WORK TO BE COMPLETED:
Which lines of the data below contain "letter"? Please show them all.

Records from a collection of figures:
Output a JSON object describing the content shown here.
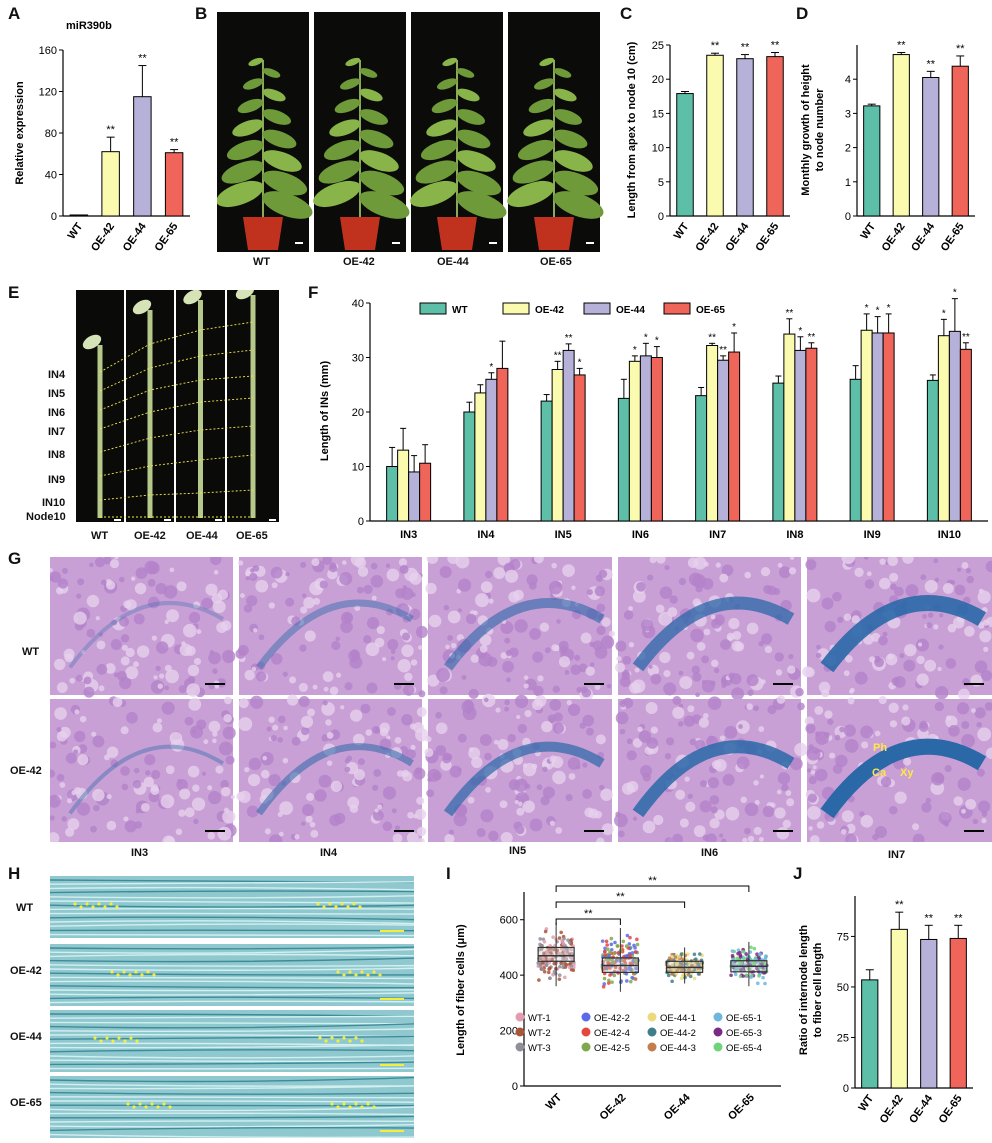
{
  "colors": {
    "WT": "#5dbfa8",
    "OE-42": "#fbfbb0",
    "OE-44": "#b6b1d9",
    "OE-65": "#f0655a"
  },
  "panelA": {
    "letter": "A",
    "title": "miR390b",
    "ylabel": "Relative expression",
    "categories": [
      "WT",
      "OE-42",
      "OE-44",
      "OE-65"
    ],
    "values": [
      1,
      62,
      115,
      61
    ],
    "errors": [
      0,
      14,
      30,
      3
    ],
    "sig": [
      "",
      "**",
      "**",
      "**"
    ],
    "ylim": [
      0,
      160
    ],
    "yticks": [
      "0",
      "40",
      "80",
      "120",
      "160"
    ]
  },
  "panelB": {
    "letter": "B",
    "labels": [
      "WT",
      "OE-42",
      "OE-44",
      "OE-65"
    ]
  },
  "panelC": {
    "letter": "C",
    "ylabel": "Length from apex to node 10 (cm)",
    "categories": [
      "WT",
      "OE-42",
      "OE-44",
      "OE-65"
    ],
    "values": [
      17.9,
      23.5,
      23.0,
      23.3
    ],
    "errors": [
      0.3,
      0.3,
      0.6,
      0.6
    ],
    "sig": [
      "",
      "**",
      "**",
      "**"
    ],
    "ylim": [
      0,
      25
    ],
    "yticks": [
      "0",
      "5",
      "10",
      "15",
      "20",
      "25"
    ]
  },
  "panelD": {
    "letter": "D",
    "ylabel": "Monthly growth of height to node number",
    "ylabel_line1": "Monthly growth of height",
    "ylabel_line2": "to node number",
    "categories": [
      "WT",
      "OE-42",
      "OE-44",
      "OE-65"
    ],
    "values": [
      3.22,
      4.72,
      4.05,
      4.38
    ],
    "errors": [
      0.05,
      0.06,
      0.18,
      0.3
    ],
    "sig": [
      "",
      "**",
      "**",
      "**"
    ],
    "ylim": [
      0,
      5
    ],
    "yticks": [
      "0",
      "1",
      "2",
      "3",
      "4"
    ]
  },
  "panelE": {
    "letter": "E",
    "internodes": [
      "IN4",
      "IN5",
      "IN6",
      "IN7",
      "IN8",
      "IN9",
      "IN10",
      "Node10"
    ],
    "labels": [
      "WT",
      "OE-42",
      "OE-44",
      "OE-65"
    ]
  },
  "panelF": {
    "letter": "F",
    "ylabel": "Length of INs (mm)",
    "categories": [
      "IN3",
      "IN4",
      "IN5",
      "IN6",
      "IN7",
      "IN8",
      "IN9",
      "IN10"
    ],
    "series": [
      {
        "name": "WT",
        "values": [
          10,
          20,
          22,
          22.5,
          23,
          25.3,
          26,
          25.8
        ],
        "errors": [
          3.5,
          1.8,
          1.2,
          3.5,
          1.5,
          1.3,
          2.5,
          1
        ]
      },
      {
        "name": "OE-42",
        "values": [
          13,
          23.5,
          27.8,
          29.3,
          32.2,
          34.3,
          35,
          34
        ],
        "errors": [
          4,
          1.5,
          1.5,
          1,
          0.4,
          2.8,
          3,
          3
        ]
      },
      {
        "name": "OE-44",
        "values": [
          9,
          26,
          31.3,
          30.3,
          29.5,
          31.3,
          34.5,
          34.8
        ],
        "errors": [
          3,
          1.2,
          1.2,
          2.3,
          0.8,
          2.5,
          3,
          6
        ]
      },
      {
        "name": "OE-65",
        "values": [
          10.6,
          28,
          26.8,
          30,
          31,
          31.7,
          34.5,
          31.5
        ],
        "errors": [
          3.4,
          5,
          1.2,
          2,
          3.5,
          1,
          3.5,
          1.2
        ]
      }
    ],
    "sig": [
      [
        "",
        "",
        "",
        ""
      ],
      [
        "",
        "",
        "*",
        ""
      ],
      [
        "",
        "**",
        "**",
        "*"
      ],
      [
        "",
        "*",
        "*",
        "*"
      ],
      [
        "",
        "**",
        "**",
        "*"
      ],
      [
        "",
        "**",
        "*",
        "**"
      ],
      [
        "",
        "*",
        "*",
        "*"
      ],
      [
        "",
        "*",
        "*",
        "**"
      ]
    ],
    "ylim": [
      0,
      40
    ],
    "yticks": [
      "0",
      "10",
      "20",
      "30",
      "40"
    ]
  },
  "panelG": {
    "letter": "G",
    "rows": [
      "WT",
      "OE-42"
    ],
    "columns": [
      "IN3",
      "IN4",
      "IN5",
      "IN6",
      "IN7"
    ],
    "annotations": [
      "Ph",
      "Ca",
      "Xy"
    ]
  },
  "panelH": {
    "letter": "H",
    "rows": [
      "WT",
      "OE-42",
      "OE-44",
      "OE-65"
    ]
  },
  "panelI": {
    "letter": "I",
    "ylabel": "Length of fiber cells (μm)",
    "categories": [
      "WT",
      "OE-42",
      "OE-44",
      "OE-65"
    ],
    "medians": [
      470,
      435,
      428,
      432
    ],
    "q1": [
      450,
      410,
      410,
      412
    ],
    "q3": [
      500,
      462,
      450,
      452
    ],
    "min": [
      360,
      340,
      370,
      360
    ],
    "max": [
      590,
      570,
      500,
      520
    ],
    "ylim": [
      0,
      700
    ],
    "yticks": [
      "0",
      "200",
      "400",
      "600"
    ],
    "sig": [
      "**",
      "**",
      "**"
    ],
    "legend": [
      "WT-1",
      "OE-42-2",
      "OE-44-1",
      "OE-65-1",
      "WT-2",
      "OE-42-4",
      "OE-44-2",
      "OE-65-3",
      "WT-3",
      "OE-42-5",
      "OE-44-3",
      "OE-65-4"
    ],
    "legend_colors": [
      "#e39bb0",
      "#5b6be8",
      "#ecd97a",
      "#6fb6dd",
      "#a8553a",
      "#e2483c",
      "#3f7f8c",
      "#7a2a86",
      "#8f8f99",
      "#7fa84b",
      "#c47d4b",
      "#6fd37a"
    ]
  },
  "panelJ": {
    "letter": "J",
    "ylabel": "Ratio of internode length to fiber cell length",
    "ylabel_line1": "Ratio of internode length",
    "ylabel_line2": "to fiber cell length",
    "categories": [
      "WT",
      "OE-42",
      "OE-44",
      "OE-65"
    ],
    "values": [
      53.5,
      78.5,
      73.5,
      74
    ],
    "errors": [
      5,
      8.5,
      7,
      6.5
    ],
    "sig": [
      "",
      "**",
      "**",
      "**"
    ],
    "ylim": [
      0,
      95
    ],
    "yticks": [
      "0",
      "25",
      "50",
      "75"
    ]
  }
}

RESPONSE FOR THIS EXERCISE:
    "letter": "A",
    "letter": "B",
    "letter": "C",
    "letter": "D",
    "letter": "E",
    "letter": "F",
    "letter": "G",
    "letter": "H",
    "letter": "I",
    "letter": "J",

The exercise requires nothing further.